__SELECTED EXTRACT__:

+-------+

The scripts in this repository is used to reproduce the results for our large-scale assessment of heterogeneous ensembles in protein function predicton (PFP). Heterogeneous enesmble training is based on previous built software: datasink by Sean Whalen (https://github.com/shwhalen/datasink) The following scripts directly or largely come from Sean's code in datasink:

  • Pipeline.groovy (slightly modified)
  • common.py
  • combine.py
  • generate_jobs.py (largely modified from generate.py in datasink)

Setup environments

Because this project is on top of datasink, software dependencies are almost them same as datasink, so the followings are required:

On top of datasink environment, an LSF system is required with module selfsched. Jobs should be submitted using 'bsub' command.

Data

We have overall > 60,000 sequences coming from 19 pathogentic bacteria and 277 GO term profiles. All GO terms data are further categorized in to molecular function and biological process based on their ontology categories. Let's have a look at how we organized the data: /path/to/main/src/ > mf/ > GO*******/ /path/to/main/src/ > bp/ > GO*******/ And, each individual GO term data folder contains following 3 files initially:

  • GO*******.arff
  • weka.properties
  • classifiers.txt

GO*******.arff file contains the attributes for training and testing, weka.properties is the file specified the weka properties in training the data and classifiers.txt lists all needed classifiers and associated parameters. For more detailed information, please have a look at files in sample_data folder.

Train base predictors

cd submit_lsf
python submitDatasink.py /path/to/data (to submit one single job)
python submitByFolder.py /path/to/all/data/folder (to submit jobs for all data in one folder)

+-------+

__PROVIDED MATERIAL__:
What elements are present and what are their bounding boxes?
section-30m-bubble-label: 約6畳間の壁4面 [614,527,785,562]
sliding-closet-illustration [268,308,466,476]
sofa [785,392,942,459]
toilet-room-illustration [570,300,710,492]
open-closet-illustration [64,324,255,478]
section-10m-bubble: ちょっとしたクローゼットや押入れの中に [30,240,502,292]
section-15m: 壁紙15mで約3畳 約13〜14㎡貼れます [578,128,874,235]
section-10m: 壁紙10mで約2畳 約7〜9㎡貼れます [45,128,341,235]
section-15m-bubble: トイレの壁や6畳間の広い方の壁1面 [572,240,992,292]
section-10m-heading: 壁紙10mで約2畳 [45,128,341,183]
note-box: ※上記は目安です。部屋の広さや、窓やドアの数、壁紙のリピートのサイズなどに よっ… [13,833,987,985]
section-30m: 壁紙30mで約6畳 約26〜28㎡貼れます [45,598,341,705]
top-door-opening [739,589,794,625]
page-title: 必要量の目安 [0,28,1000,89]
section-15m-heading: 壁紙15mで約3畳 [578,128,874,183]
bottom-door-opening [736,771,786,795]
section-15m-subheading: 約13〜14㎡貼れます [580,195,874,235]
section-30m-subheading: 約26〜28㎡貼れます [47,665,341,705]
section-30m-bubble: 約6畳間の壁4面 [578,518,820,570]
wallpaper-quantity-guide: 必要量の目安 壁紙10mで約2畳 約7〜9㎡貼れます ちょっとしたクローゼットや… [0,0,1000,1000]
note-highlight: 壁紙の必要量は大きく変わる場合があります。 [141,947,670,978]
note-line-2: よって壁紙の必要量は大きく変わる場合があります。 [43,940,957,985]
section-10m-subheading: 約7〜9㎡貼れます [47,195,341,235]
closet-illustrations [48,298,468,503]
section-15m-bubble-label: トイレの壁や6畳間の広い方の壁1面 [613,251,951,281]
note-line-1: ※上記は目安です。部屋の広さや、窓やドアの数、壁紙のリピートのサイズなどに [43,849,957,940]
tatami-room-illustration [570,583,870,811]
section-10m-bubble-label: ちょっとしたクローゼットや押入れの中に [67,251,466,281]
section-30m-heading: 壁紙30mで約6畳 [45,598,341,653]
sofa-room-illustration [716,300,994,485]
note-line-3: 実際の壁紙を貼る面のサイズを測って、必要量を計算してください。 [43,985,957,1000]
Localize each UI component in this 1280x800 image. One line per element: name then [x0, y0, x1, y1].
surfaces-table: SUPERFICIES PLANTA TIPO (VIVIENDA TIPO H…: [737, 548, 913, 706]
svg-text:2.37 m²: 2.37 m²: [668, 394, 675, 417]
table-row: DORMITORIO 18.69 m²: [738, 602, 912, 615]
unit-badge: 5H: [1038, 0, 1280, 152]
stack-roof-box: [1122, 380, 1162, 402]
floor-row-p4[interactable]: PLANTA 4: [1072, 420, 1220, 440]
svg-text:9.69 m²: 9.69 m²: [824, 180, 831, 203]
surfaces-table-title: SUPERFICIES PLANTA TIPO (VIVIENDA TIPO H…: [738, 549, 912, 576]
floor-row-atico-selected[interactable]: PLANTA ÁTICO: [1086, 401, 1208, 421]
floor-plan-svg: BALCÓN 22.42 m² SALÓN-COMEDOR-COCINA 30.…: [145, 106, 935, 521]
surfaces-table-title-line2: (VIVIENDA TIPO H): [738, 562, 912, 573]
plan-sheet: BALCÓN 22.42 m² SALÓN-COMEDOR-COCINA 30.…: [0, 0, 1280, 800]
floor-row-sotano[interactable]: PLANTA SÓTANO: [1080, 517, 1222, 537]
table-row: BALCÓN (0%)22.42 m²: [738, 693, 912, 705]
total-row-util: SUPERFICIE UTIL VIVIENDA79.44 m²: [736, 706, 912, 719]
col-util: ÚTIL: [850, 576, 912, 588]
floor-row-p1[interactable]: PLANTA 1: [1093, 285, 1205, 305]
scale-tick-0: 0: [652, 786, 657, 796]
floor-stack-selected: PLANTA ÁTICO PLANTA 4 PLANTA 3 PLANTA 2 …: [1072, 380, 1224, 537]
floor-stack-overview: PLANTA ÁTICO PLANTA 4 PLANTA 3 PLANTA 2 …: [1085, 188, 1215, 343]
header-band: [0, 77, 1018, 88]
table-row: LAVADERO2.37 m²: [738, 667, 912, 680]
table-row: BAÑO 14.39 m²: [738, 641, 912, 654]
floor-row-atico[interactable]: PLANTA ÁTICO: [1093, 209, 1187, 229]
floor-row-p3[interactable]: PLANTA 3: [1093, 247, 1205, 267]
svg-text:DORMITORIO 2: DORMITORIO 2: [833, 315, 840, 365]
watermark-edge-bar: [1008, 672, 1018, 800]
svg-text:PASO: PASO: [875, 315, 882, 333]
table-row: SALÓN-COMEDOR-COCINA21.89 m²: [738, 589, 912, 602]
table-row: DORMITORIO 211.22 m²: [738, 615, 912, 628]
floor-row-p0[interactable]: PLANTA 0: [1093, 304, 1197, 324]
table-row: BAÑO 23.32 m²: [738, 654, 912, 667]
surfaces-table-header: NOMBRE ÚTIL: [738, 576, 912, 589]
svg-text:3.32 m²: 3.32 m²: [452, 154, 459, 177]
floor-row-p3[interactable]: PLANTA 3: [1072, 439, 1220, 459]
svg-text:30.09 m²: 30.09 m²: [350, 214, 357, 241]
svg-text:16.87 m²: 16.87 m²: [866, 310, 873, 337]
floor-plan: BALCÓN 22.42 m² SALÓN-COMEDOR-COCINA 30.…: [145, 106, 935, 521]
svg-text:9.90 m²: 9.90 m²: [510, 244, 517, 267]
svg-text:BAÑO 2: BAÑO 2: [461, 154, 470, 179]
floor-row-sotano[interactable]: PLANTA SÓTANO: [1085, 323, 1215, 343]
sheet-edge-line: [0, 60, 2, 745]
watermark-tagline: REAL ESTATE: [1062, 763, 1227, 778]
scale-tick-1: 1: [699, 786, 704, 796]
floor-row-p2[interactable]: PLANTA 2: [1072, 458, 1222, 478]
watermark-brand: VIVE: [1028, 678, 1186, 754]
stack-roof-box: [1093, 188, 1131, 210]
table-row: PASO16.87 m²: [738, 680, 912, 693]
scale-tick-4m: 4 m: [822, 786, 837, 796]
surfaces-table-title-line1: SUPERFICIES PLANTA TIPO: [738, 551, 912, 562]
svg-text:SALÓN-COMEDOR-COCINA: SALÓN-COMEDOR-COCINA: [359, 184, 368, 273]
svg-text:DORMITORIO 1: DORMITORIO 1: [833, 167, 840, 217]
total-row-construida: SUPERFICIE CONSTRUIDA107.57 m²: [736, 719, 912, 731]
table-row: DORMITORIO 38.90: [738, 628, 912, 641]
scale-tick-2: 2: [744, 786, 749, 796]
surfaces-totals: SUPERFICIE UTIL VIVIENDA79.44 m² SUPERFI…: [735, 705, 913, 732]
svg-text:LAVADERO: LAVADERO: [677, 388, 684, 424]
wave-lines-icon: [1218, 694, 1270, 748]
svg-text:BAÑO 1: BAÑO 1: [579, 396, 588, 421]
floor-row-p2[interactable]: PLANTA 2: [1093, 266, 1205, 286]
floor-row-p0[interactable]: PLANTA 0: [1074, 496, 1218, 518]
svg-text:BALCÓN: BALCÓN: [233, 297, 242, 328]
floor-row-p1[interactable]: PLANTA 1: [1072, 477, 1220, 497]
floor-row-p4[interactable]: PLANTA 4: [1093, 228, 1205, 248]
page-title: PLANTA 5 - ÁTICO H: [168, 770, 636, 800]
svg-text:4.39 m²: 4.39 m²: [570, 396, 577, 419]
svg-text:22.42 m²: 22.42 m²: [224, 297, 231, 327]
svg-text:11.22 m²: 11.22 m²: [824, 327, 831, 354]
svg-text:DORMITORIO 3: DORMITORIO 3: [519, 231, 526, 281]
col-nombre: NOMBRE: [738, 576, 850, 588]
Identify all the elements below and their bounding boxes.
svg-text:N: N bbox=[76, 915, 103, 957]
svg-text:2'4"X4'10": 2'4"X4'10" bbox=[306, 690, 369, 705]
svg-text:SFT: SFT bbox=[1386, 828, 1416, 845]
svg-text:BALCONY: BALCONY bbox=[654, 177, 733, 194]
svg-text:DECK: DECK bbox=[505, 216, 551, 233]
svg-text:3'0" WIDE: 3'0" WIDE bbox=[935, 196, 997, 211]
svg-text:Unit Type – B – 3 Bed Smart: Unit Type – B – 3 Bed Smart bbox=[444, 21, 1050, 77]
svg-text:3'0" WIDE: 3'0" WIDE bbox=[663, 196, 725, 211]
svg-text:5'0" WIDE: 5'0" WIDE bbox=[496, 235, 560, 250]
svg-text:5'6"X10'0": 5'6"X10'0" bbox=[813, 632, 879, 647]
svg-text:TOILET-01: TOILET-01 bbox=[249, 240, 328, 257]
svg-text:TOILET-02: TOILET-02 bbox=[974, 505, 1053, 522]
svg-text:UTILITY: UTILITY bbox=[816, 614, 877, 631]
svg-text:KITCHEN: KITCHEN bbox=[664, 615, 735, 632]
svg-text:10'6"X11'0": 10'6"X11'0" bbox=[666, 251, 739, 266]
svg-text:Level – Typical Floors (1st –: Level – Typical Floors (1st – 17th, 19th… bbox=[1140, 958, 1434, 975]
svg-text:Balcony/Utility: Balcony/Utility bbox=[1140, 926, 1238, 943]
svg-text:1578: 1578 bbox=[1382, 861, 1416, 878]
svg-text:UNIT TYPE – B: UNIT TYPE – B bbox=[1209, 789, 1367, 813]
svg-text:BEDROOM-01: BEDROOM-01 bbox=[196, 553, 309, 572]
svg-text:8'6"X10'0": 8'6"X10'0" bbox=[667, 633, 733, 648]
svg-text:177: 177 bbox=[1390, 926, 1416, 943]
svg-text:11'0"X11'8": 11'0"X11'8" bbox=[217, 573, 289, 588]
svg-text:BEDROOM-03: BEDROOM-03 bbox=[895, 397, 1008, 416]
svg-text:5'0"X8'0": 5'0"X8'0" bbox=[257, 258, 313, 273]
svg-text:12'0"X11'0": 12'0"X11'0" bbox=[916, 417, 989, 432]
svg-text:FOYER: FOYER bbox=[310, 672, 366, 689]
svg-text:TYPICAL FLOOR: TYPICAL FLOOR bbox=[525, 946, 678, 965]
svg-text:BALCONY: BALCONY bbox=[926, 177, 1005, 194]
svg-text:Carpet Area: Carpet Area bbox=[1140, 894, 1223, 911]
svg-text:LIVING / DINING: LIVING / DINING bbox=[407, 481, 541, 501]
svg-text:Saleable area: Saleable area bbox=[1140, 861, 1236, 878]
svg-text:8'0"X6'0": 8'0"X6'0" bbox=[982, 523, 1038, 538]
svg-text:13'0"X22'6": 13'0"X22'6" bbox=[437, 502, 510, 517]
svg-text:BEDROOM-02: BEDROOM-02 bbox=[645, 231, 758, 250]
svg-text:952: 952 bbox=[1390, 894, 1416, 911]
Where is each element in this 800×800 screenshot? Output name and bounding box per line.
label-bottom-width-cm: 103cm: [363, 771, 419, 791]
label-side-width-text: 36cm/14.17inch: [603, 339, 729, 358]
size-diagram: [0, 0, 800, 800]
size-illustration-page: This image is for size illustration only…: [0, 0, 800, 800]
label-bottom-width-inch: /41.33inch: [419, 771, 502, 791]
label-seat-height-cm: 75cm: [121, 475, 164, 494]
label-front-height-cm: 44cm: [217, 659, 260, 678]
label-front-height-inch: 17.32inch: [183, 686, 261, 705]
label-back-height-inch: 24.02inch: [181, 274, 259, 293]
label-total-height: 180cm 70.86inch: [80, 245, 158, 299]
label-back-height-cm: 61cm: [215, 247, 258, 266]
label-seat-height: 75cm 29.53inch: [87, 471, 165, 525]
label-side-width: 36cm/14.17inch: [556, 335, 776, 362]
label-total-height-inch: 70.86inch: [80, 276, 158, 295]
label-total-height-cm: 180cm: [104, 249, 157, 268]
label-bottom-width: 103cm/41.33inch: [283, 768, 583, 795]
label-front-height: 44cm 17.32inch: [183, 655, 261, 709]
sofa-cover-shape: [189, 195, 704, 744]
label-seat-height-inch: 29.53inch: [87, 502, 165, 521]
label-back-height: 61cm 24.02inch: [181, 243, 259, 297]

+-------+

__EXERCISE PROMPT__: From the protein function prediction README, quote the passage between "GO*******.arff file contains" and "one single job)", inclusive.

__EXERCISE RESULT__:
GO*******.arff file contains the attributes for training and testing, weka.properties is the file specified the weka properties in training the data and classifiers.txt lists all needed classifiers and associated parameters. For more detailed information, please have a look at files in sample_data folder.

Train base predictors

cd submit_lsf
python submitDatasink.py /path/to/data (to submit one single job)